What is expected:
Show all lines that include the string "name"; copy each one.

Material for the task:
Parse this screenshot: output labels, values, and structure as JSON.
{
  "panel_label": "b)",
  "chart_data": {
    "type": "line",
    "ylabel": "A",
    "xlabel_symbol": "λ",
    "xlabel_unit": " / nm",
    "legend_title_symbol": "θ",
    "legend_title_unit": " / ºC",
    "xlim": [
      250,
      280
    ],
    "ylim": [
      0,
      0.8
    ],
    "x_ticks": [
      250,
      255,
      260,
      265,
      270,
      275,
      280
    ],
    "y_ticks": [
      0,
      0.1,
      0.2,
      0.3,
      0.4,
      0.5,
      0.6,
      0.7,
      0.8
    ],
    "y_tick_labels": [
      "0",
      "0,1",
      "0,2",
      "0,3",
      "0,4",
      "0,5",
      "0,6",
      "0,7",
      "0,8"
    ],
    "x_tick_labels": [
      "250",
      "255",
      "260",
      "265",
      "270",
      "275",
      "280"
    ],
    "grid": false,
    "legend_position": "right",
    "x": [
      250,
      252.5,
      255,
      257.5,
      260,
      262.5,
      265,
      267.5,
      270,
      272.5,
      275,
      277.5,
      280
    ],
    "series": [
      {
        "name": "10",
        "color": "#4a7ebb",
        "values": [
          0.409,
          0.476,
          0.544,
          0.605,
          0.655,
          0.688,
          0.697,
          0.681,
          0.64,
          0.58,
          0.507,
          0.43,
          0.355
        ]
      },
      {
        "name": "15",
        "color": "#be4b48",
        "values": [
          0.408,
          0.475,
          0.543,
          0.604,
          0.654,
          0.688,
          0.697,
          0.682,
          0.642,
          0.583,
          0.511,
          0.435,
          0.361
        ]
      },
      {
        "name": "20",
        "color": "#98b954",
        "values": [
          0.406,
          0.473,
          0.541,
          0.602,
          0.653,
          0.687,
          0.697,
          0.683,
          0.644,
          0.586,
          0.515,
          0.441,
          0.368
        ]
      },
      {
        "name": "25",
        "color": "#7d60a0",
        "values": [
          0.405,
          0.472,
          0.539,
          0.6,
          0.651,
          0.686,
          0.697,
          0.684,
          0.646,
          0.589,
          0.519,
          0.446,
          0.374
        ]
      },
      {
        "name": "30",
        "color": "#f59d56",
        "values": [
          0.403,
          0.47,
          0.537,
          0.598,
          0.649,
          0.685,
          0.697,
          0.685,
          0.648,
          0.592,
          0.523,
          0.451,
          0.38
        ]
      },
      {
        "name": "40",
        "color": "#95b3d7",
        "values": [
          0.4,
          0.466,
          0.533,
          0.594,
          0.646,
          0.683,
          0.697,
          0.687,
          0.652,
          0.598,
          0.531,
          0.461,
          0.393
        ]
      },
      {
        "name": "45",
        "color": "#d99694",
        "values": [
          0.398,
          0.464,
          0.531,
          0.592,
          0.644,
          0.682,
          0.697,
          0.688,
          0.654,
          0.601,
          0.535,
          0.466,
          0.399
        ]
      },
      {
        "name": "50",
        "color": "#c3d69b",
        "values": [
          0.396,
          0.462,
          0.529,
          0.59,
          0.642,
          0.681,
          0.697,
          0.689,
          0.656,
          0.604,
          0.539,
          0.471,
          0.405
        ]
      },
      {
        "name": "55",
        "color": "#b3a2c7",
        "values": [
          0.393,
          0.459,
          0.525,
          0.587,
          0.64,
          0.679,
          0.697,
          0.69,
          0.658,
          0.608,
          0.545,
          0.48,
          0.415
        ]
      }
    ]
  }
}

Finished task:
        "name": "10",
        "name": "15",
        "name": "20",
        "name": "25",
        "name": "30",
        "name": "40",
        "name": "45",
        "name": "50",
        "name": "55",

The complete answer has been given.